Text excerpt →
■ ■ ■

# Need encouragement re: NC



## mtn.lioness (Oct 29, 2013)

I am really trying. In fact I was able to ignore 2 calls. It was the third one where I caved. Any tips to help me continue to maintain NC? I really want to move on. Our conversations are pointless, he wants me to forgive him and I'm not trying to work things out. I want to move on. I was fine for a few weeks, but now... he's coming at me very persistently.


----------



## GotLifeBack (Sep 12, 2013)

mtn.lioness said:


> I am really trying. In fact I was able to ignore 2 calls. It was the third one where I caved. Any tips to help me continue to maintain NC? I really want to move on. Our conversations are pointless, he wants me to forgive him and I'm not trying to work things out. I want to move on. I was fine for a few weeks, but now... he's coming at me very persistently.


It's difficult to encourage NC as it's a very simple concept.

All I can say really is stay strong, and things will get easier in time.

If you don't have children, you could block his number.


----------



## vi_bride04 (Mar 28, 2012)

1. Turn off your phone
2. block his number if you don't have kids
3. Set a different ringtone for him when he calls so you know its him calling before even answering your phone
4. Everytime he wants to engage you remember it is for his benefit, he doesn't care what is best for you. He doesn't respect you, or he would give you the space you are asking for
5. Think about how much you will feel like sh!t after talking to him
6. He's a liar so how can you even believe what he spews out of his mouth? Actions, dear. Where are the actions?


----------

■ ■ ■

Entries shown →
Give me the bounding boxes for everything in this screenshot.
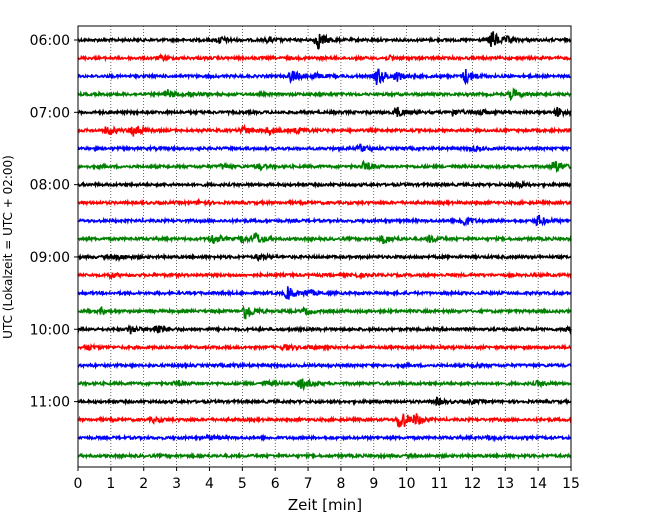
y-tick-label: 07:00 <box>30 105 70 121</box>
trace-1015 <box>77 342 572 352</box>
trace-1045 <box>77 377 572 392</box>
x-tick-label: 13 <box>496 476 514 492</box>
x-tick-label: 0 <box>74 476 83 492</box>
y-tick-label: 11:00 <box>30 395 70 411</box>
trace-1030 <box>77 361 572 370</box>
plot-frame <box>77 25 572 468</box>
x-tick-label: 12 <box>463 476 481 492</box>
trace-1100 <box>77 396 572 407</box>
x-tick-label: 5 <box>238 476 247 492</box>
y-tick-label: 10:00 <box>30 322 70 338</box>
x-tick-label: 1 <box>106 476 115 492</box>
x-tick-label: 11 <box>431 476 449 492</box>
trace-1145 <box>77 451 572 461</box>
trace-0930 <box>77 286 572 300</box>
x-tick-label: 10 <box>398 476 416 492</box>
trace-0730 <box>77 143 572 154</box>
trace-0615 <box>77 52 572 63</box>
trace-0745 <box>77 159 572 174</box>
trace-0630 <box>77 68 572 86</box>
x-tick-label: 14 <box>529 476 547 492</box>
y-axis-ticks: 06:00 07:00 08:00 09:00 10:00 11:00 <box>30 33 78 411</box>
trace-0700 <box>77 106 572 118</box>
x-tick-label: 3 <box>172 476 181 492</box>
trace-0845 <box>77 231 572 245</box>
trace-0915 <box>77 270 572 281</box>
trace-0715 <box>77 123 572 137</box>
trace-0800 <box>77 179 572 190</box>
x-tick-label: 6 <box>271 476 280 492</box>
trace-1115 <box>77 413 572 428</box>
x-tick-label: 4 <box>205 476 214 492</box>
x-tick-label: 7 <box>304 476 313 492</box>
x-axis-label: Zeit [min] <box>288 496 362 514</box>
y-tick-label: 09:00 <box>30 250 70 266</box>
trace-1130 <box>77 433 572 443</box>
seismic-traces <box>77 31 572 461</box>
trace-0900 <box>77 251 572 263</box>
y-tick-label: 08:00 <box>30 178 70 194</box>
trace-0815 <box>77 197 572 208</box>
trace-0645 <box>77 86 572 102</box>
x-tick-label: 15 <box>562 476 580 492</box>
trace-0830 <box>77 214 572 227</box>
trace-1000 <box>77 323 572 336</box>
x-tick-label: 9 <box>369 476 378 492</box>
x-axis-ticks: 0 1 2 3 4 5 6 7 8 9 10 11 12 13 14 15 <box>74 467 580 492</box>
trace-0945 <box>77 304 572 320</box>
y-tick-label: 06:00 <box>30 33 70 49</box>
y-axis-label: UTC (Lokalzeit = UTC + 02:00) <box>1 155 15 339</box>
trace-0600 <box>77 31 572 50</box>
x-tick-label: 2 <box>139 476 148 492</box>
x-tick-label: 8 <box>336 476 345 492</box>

■ ■ ■

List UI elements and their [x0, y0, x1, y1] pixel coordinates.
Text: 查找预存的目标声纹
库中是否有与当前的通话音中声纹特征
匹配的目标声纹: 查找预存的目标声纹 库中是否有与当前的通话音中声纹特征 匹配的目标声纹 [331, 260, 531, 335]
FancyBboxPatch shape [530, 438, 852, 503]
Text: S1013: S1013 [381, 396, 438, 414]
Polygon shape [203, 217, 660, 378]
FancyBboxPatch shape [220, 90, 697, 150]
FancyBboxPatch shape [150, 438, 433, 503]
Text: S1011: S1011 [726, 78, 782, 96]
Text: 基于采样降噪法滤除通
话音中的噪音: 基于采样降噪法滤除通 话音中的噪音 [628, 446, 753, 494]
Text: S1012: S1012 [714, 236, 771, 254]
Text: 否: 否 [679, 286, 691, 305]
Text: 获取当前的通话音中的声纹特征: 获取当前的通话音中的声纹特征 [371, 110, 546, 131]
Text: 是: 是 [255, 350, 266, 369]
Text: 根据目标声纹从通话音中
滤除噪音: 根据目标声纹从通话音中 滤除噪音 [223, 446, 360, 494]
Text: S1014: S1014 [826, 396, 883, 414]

■ ■ ■

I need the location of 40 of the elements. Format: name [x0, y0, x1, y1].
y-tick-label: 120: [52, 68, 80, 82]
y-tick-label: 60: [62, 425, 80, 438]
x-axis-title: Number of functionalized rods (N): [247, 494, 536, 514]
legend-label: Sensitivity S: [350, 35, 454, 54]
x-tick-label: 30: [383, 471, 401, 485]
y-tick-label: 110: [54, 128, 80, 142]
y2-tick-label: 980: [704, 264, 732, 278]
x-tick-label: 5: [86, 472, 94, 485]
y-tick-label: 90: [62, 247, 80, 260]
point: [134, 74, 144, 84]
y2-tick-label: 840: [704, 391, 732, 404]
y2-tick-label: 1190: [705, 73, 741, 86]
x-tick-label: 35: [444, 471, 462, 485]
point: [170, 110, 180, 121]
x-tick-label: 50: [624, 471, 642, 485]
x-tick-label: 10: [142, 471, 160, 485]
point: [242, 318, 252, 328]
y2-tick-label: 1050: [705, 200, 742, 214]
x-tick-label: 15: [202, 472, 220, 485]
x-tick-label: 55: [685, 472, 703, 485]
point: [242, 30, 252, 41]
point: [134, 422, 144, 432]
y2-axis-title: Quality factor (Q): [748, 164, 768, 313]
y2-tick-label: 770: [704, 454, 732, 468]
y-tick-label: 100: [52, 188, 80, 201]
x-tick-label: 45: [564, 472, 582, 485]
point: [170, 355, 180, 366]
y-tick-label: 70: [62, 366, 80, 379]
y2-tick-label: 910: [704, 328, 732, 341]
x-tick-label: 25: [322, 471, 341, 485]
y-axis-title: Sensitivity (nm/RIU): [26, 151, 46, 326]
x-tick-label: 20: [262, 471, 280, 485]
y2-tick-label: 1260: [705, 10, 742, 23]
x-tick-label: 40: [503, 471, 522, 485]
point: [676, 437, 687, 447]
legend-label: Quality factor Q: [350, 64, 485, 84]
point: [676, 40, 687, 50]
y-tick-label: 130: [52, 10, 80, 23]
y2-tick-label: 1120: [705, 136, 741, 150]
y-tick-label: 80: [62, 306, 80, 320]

■ ■ ■

Required tasks →
1. In the thread about keeping no contact, how many of his calls did mtn.lioness ignore before she gave in?
2. Say whether each statement agrees with the thread about keeping no contact, and quote the words that decide it.
(a) GotLifeBack suggests blocking his number if there are no children.
(b) vi_bride04 advises giving him the same ringtone as everyone else.
(c) mtn.lioness says she wants to work things out with him.

Responses in order →
1. Two; she gave in on the third call.

2.
(a) Yes: "If you don't have children, you could block his number."
(b) No: "Set a different ringtone for him when he calls so you know its him calling before even answering your phone"
(c) No: "I'm not trying to work things out."